Listing:
──────────
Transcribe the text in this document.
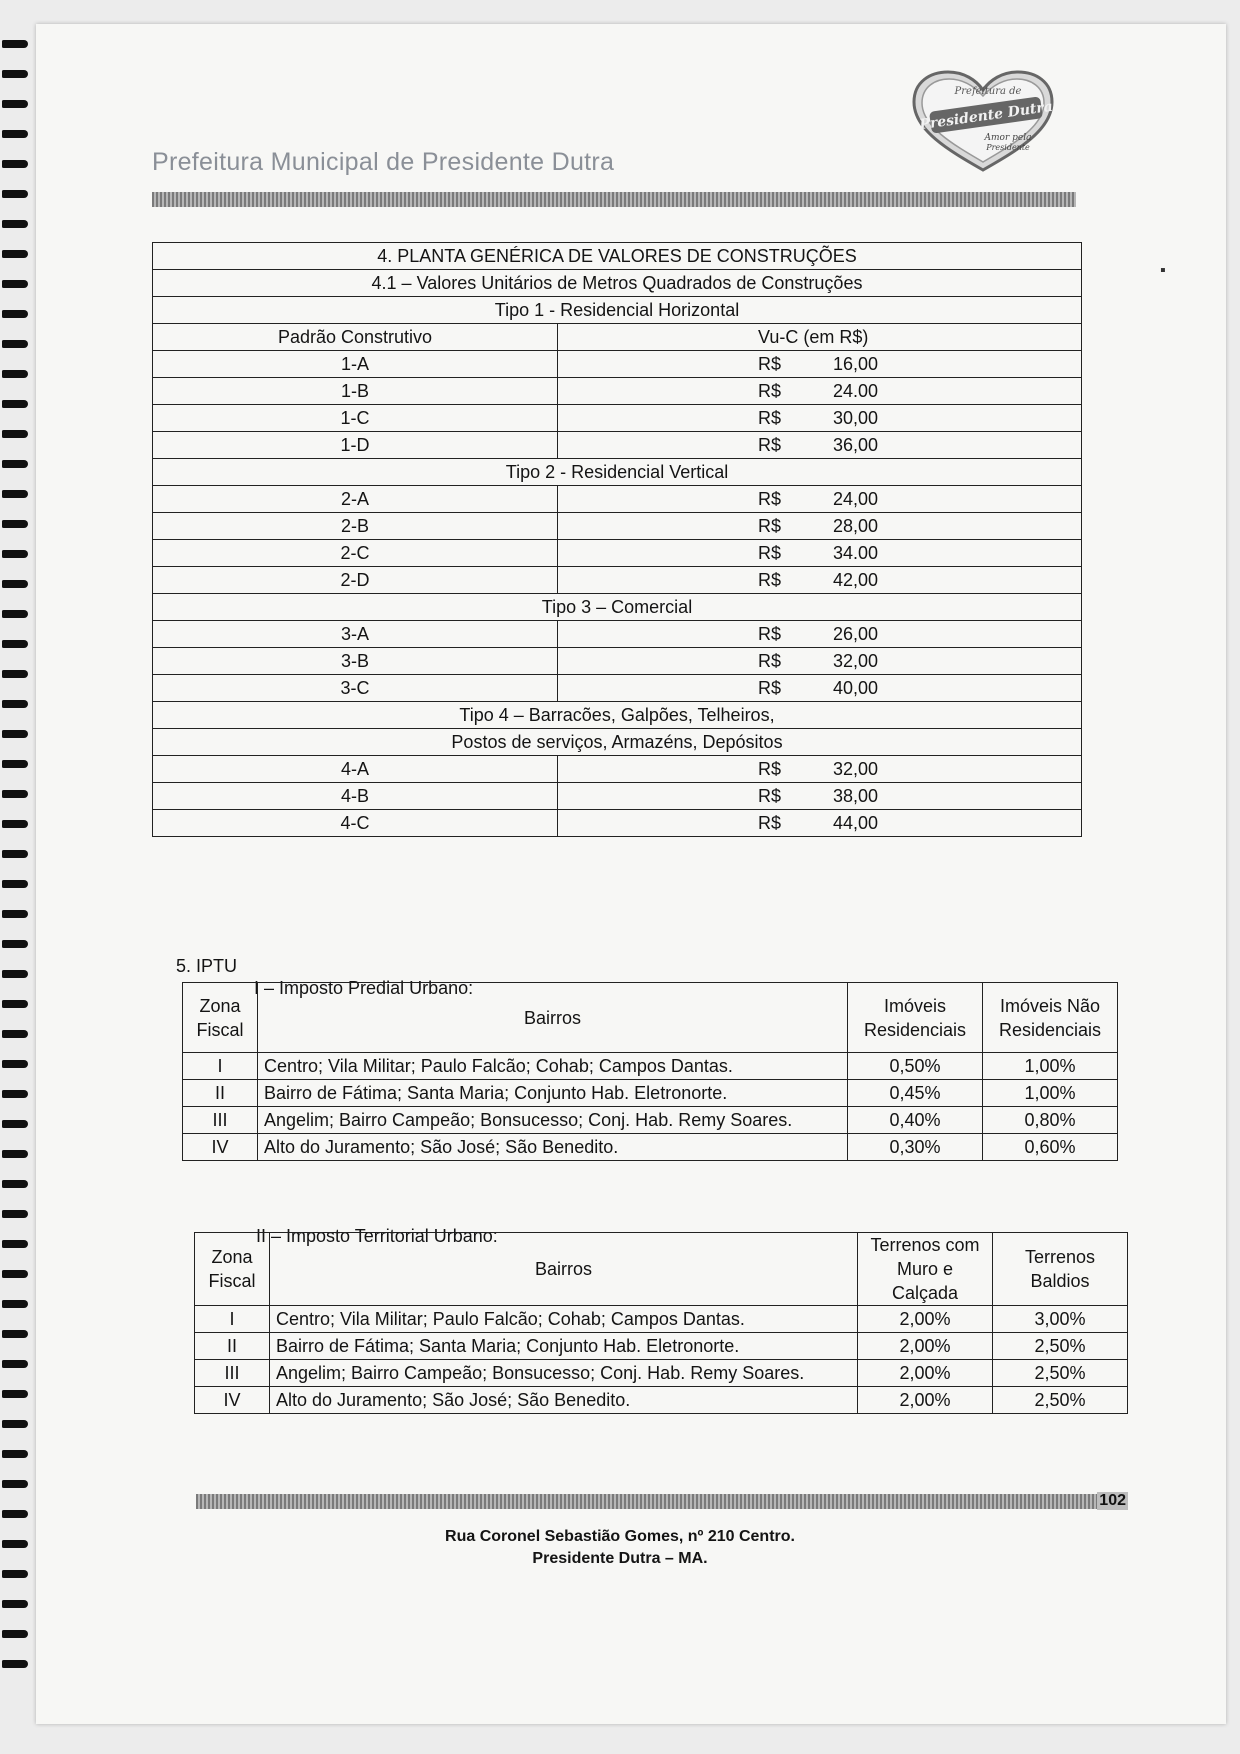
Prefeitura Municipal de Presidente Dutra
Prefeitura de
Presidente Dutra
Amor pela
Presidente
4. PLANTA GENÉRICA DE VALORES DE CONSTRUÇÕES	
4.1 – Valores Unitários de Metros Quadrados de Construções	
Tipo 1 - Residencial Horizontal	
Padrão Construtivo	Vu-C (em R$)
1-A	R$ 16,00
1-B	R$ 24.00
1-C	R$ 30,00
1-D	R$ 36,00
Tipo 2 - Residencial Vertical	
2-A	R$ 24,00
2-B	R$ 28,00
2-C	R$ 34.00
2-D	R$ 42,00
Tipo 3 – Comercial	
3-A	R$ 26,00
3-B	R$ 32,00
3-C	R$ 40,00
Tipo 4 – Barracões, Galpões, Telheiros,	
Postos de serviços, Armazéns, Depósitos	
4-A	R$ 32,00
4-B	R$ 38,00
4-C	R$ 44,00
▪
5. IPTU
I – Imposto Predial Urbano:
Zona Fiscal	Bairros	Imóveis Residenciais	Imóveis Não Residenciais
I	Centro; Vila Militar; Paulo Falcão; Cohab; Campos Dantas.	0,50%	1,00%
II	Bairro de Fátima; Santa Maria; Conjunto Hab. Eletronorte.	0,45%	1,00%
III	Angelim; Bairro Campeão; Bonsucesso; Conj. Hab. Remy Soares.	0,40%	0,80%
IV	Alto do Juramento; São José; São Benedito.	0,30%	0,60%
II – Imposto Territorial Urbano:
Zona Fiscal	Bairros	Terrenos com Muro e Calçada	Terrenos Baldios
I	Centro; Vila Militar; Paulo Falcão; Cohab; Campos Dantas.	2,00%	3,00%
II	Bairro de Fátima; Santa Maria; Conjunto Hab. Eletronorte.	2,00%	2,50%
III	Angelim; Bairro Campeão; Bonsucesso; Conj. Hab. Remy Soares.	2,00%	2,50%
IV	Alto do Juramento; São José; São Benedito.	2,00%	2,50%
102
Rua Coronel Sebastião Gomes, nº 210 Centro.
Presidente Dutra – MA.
──────────
To do:
Return each line of the data, keeping its wording exact and omitting pictures.

Finished answer:
Transcribe the text in this document.
Prefeitura Municipal de Presidente Dutra
Prefeitura de
Presidente Dutra
Amor pela
Presidente
4. PLANTA GENÉRICA DE VALORES DE CONSTRUÇÕES	
4.1 – Valores Unitários de Metros Quadrados de Construções	
Tipo 1 - Residencial Horizontal	
Padrão Construtivo	Vu-C (em R$)
1-A	R$ 16,00
1-B	R$ 24.00
1-C	R$ 30,00
1-D	R$ 36,00
Tipo 2 - Residencial Vertical	
2-A	R$ 24,00
2-B	R$ 28,00
2-C	R$ 34.00
2-D	R$ 42,00
Tipo 3 – Comercial	
3-A	R$ 26,00
3-B	R$ 32,00
3-C	R$ 40,00
Tipo 4 – Barracões, Galpões, Telheiros,	
Postos de serviços, Armazéns, Depósitos	
4-A	R$ 32,00
4-B	R$ 38,00
4-C	R$ 44,00
▪
5. IPTU
I – Imposto Predial Urbano:
Zona Fiscal	Bairros	Imóveis Residenciais	Imóveis Não Residenciais
I	Centro; Vila Militar; Paulo Falcão; Cohab; Campos Dantas.	0,50%	1,00%
II	Bairro de Fátima; Santa Maria; Conjunto Hab. Eletronorte.	0,45%	1,00%
III	Angelim; Bairro Campeão; Bonsucesso; Conj. Hab. Remy Soares.	0,40%	0,80%
IV	Alto do Juramento; São José; São Benedito.	0,30%	0,60%
II – Imposto Territorial Urbano:
Zona Fiscal	Bairros	Terrenos com Muro e Calçada	Terrenos Baldios
I	Centro; Vila Militar; Paulo Falcão; Cohab; Campos Dantas.	2,00%	3,00%
II	Bairro de Fátima; Santa Maria; Conjunto Hab. Eletronorte.	2,00%	2,50%
III	Angelim; Bairro Campeão; Bonsucesso; Conj. Hab. Remy Soares.	2,00%	2,50%
IV	Alto do Juramento; São José; São Benedito.	2,00%	2,50%
102
Rua Coronel Sebastião Gomes, nº 210 Centro.
Presidente Dutra – MA.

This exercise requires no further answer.